Items from a dataset
════════════════════

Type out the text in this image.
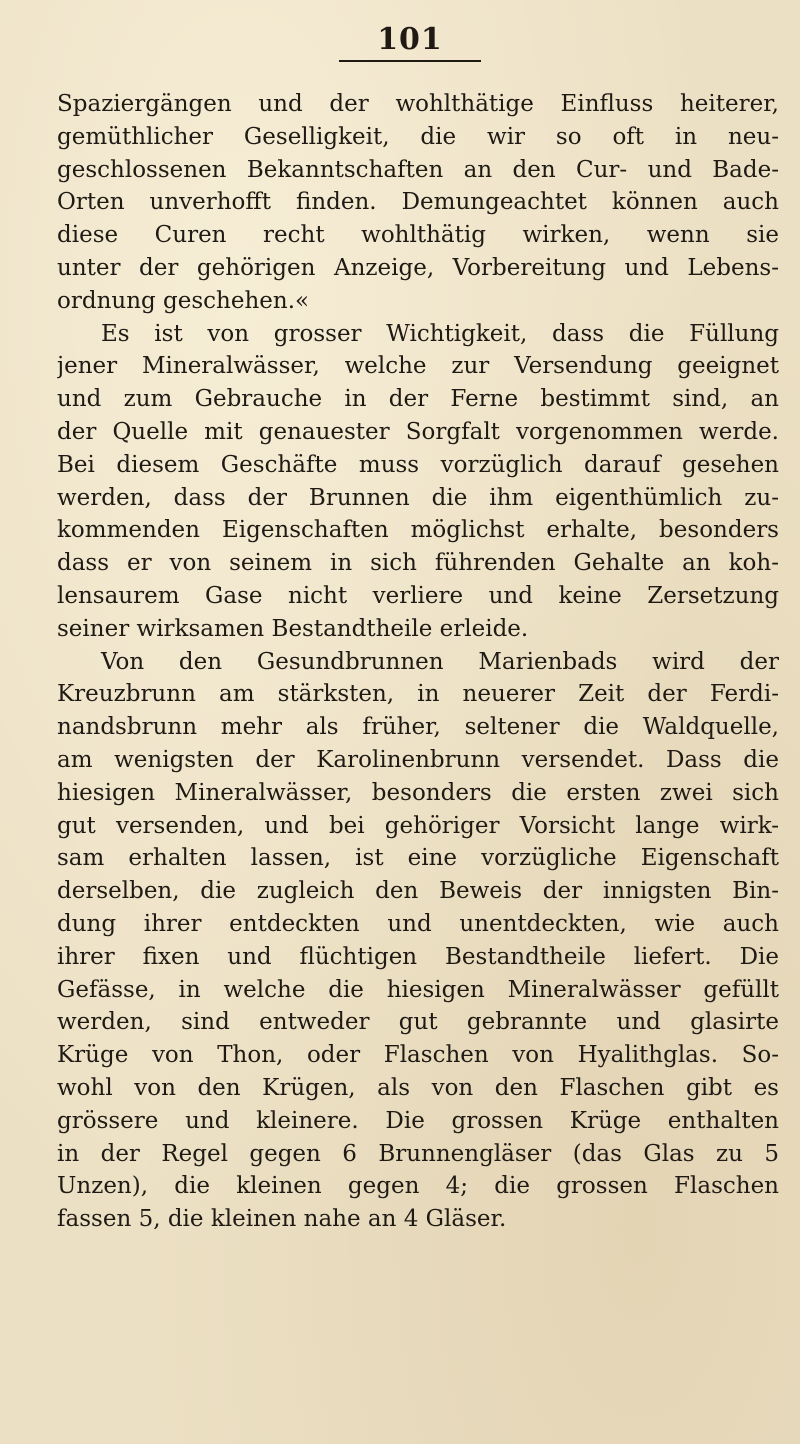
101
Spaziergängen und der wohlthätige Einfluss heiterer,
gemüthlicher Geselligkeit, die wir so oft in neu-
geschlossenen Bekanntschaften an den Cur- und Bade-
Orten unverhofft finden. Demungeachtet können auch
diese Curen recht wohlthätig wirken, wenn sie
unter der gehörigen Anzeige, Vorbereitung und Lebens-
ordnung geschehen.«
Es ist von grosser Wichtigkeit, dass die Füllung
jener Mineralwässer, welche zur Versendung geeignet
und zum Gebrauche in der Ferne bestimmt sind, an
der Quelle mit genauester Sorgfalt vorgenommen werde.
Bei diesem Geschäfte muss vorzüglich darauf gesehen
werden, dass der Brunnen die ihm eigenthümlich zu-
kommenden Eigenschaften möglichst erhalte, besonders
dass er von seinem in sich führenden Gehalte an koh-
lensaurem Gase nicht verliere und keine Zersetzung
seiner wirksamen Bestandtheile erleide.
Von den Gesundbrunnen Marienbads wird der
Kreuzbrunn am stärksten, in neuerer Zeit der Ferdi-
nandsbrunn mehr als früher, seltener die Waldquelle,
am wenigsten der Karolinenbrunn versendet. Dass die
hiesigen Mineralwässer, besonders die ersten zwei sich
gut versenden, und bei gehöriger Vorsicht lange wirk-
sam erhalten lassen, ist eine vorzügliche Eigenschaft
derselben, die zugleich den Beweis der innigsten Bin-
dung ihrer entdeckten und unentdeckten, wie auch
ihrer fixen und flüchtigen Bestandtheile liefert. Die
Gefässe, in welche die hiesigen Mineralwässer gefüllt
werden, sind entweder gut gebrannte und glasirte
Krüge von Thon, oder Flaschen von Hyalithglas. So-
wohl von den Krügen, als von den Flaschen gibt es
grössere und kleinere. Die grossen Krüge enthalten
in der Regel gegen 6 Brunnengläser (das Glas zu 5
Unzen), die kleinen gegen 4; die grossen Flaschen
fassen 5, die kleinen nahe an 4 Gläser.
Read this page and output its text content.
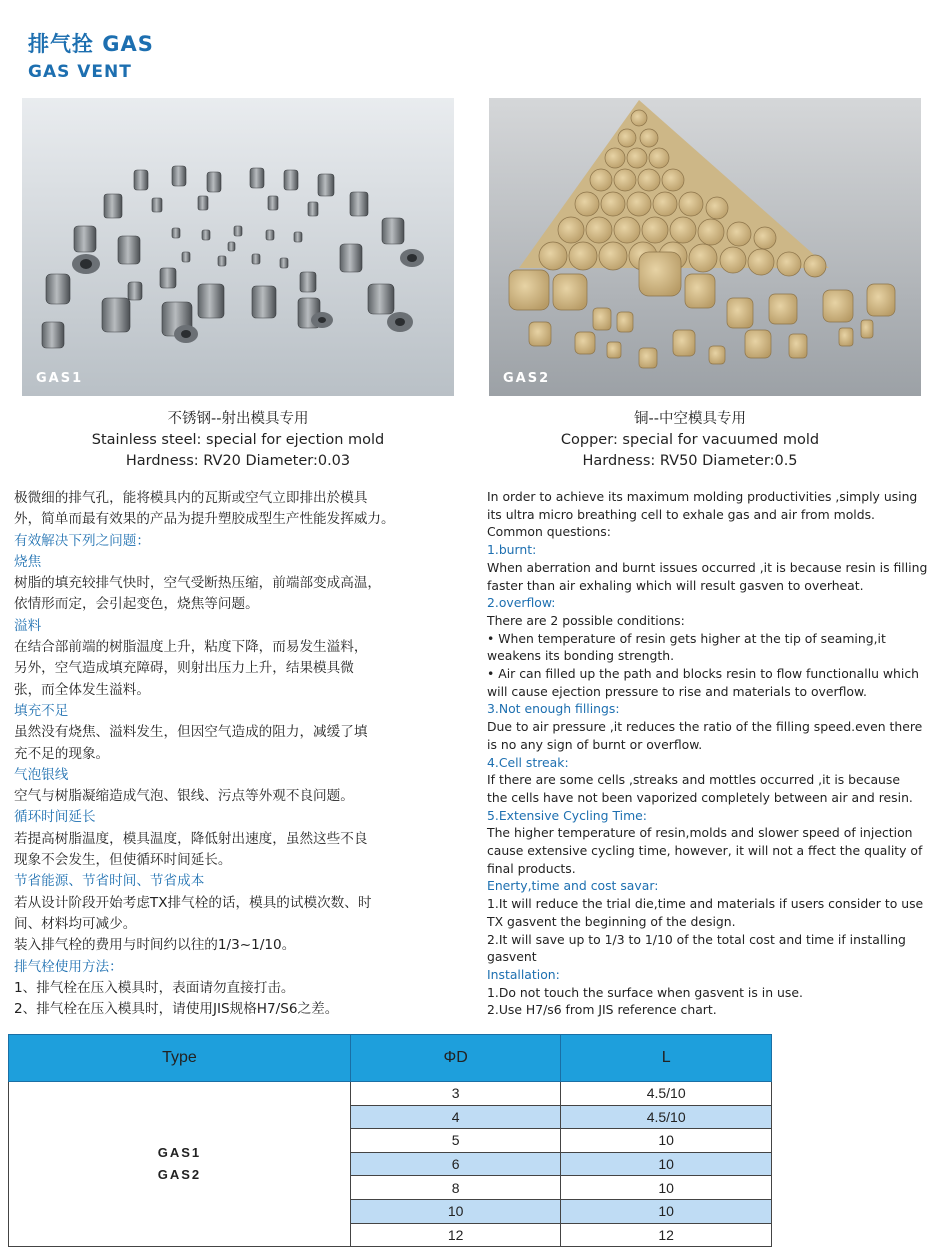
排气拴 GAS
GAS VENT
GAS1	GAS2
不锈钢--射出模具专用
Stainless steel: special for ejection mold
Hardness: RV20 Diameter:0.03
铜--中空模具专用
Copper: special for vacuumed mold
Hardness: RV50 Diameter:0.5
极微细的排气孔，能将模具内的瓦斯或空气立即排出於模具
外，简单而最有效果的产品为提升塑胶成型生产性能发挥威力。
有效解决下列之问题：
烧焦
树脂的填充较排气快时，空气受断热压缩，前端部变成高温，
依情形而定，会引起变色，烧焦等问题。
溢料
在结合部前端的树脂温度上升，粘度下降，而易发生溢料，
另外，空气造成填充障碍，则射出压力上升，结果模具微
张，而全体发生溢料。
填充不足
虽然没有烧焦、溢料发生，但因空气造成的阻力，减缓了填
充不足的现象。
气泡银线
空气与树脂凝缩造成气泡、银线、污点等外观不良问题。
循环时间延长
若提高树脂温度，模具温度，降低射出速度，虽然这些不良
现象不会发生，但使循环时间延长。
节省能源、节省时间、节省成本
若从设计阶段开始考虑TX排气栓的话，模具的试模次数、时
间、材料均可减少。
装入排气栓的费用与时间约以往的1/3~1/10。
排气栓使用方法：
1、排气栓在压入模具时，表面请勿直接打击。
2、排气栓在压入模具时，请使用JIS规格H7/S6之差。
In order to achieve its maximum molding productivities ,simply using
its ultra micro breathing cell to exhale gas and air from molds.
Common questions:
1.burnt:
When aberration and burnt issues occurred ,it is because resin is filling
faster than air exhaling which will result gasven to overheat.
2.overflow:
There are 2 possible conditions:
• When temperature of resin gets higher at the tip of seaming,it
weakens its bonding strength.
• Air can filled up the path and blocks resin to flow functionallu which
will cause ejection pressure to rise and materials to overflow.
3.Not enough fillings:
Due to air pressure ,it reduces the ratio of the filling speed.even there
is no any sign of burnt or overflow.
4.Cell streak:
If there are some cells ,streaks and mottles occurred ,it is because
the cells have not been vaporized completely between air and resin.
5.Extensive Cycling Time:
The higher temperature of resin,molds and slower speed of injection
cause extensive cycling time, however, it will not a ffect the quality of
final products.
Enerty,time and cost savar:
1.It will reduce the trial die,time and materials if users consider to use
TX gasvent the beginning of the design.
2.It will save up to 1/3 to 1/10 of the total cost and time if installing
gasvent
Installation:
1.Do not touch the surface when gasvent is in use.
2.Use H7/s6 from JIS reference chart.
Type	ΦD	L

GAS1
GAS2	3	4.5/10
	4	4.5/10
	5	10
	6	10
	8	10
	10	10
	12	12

════════════════════

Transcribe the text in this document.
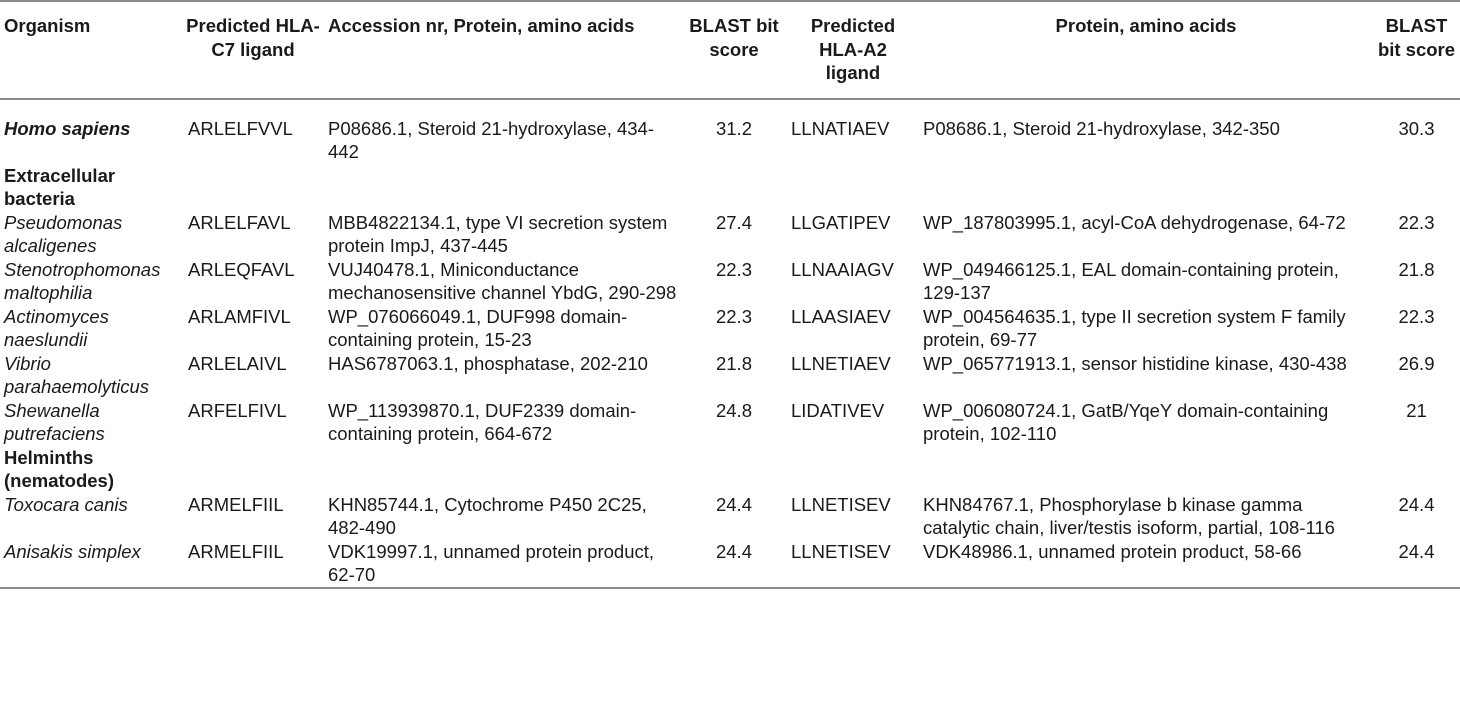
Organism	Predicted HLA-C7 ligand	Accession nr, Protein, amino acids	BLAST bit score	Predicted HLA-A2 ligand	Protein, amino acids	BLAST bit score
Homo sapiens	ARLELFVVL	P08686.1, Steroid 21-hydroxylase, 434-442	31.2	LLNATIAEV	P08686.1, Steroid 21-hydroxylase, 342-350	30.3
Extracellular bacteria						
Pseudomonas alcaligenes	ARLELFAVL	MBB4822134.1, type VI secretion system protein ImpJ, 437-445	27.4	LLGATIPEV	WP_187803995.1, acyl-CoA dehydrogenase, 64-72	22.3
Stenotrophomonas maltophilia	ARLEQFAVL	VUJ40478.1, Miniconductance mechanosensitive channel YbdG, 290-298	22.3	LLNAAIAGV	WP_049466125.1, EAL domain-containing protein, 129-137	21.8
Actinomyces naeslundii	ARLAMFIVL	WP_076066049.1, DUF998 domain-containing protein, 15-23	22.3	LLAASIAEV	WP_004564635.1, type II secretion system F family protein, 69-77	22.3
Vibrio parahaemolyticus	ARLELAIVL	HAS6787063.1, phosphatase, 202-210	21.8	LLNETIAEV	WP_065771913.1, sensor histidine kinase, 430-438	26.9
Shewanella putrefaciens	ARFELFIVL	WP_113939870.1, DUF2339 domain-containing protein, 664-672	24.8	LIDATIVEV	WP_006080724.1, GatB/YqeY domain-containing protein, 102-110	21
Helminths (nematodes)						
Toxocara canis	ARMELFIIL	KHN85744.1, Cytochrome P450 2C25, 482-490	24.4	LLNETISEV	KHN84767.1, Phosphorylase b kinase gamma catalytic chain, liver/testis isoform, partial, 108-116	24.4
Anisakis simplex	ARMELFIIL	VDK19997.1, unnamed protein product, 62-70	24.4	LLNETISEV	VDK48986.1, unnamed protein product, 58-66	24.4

════════════════════

For every line above with the word "burnt" in it, make a copy.

* **Completed exercise**
1.burnt:
When aberration and burnt issues occurred ,it is because resin is filling
is no any sign of burnt or overflow.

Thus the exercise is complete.